» **EXERCISE TASK 1**
List the three words that the text about Ilan Pappe quotes as harsh phrases used to criticize someone's work.
» **EXERCISE TASK 2**
In the text about Ilan Pappe, what share of Israeli historians would reject him?
» **EXERCISE TASK 3**
Rewrite the stretch of the text about Ilan Pappe from "When you are" through "all the time.", switching "vitriol" to "hostility".

» **DOCUMENT SEGMENT**
Ilan Pappe would be rejected by 90% of Israeli Historians, simply because they have Israeli bias.

When you are critical of someones work and use phrases like "sloppiest, dishonest, distortions", you can almost guarantee there is a personal element to it. This kind of vitriol is used by Israeli academics/media all the time.
I used Benny Morris because he's another historian that Palestinian history revisionists like to use for their arguments, and it says something that even those who tell some of the same lies Pappe does think his falsehoods are too egregious to stand. As well, Morris gives examples of the lies that Pappe told his book, and those examples stand on their own, and are not affected by Morris's credibility. But don't make the mistake of thinking that Morris is the only one who thinks Pappe is full of shit, and gives examples.

» **INFORMATION PROVIDED**
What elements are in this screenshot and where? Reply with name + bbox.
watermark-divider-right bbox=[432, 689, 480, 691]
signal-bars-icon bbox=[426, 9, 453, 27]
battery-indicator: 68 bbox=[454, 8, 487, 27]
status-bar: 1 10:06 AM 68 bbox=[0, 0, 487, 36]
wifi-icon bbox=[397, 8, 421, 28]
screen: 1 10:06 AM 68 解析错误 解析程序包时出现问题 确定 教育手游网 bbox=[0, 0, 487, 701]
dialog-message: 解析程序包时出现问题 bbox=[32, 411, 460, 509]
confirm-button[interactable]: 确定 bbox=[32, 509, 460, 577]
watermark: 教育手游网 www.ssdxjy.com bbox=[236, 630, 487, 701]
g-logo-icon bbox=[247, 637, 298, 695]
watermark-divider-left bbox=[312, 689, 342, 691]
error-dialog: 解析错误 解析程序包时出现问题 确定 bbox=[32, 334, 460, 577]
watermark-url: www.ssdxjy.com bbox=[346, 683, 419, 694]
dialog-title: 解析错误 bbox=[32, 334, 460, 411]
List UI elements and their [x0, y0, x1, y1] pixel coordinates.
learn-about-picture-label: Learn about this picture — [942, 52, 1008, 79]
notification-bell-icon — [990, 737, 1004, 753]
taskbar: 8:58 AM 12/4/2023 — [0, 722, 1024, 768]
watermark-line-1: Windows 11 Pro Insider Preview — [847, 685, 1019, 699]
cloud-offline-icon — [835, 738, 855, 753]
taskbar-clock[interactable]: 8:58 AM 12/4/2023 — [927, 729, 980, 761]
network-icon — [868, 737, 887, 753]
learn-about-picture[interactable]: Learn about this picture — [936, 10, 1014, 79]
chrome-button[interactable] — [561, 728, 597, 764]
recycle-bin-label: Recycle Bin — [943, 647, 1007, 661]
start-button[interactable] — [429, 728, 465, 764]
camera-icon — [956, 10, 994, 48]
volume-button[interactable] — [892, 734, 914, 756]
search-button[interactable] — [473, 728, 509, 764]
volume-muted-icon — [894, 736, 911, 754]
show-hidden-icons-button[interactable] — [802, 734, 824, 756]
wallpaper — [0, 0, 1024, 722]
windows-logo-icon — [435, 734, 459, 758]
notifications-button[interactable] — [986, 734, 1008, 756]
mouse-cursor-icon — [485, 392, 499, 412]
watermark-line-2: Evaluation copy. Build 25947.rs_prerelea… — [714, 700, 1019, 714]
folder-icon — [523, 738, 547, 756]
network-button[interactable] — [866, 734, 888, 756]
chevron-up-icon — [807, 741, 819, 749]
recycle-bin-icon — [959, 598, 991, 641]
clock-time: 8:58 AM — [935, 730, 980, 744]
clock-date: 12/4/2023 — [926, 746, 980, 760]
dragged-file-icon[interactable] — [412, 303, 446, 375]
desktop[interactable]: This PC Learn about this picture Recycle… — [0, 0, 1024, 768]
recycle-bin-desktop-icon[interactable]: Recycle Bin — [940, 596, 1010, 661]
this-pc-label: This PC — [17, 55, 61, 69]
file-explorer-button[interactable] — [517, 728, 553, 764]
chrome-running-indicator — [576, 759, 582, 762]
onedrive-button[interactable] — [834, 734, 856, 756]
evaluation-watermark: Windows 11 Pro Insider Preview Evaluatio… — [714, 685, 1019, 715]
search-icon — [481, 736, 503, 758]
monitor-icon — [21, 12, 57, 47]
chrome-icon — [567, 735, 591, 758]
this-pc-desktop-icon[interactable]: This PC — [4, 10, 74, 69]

» **WRITTEN ANSWER 1**
sloppiest
dishonest
distortions

» **WRITTEN ANSWER 2**
90%

» **WRITTEN ANSWER 3**
When you are critical of someones work and use phrases like "sloppiest, dishonest, distortions", you can almost guarantee there is a personal element to it. This kind of hostility is used by Israeli academics/media all the time.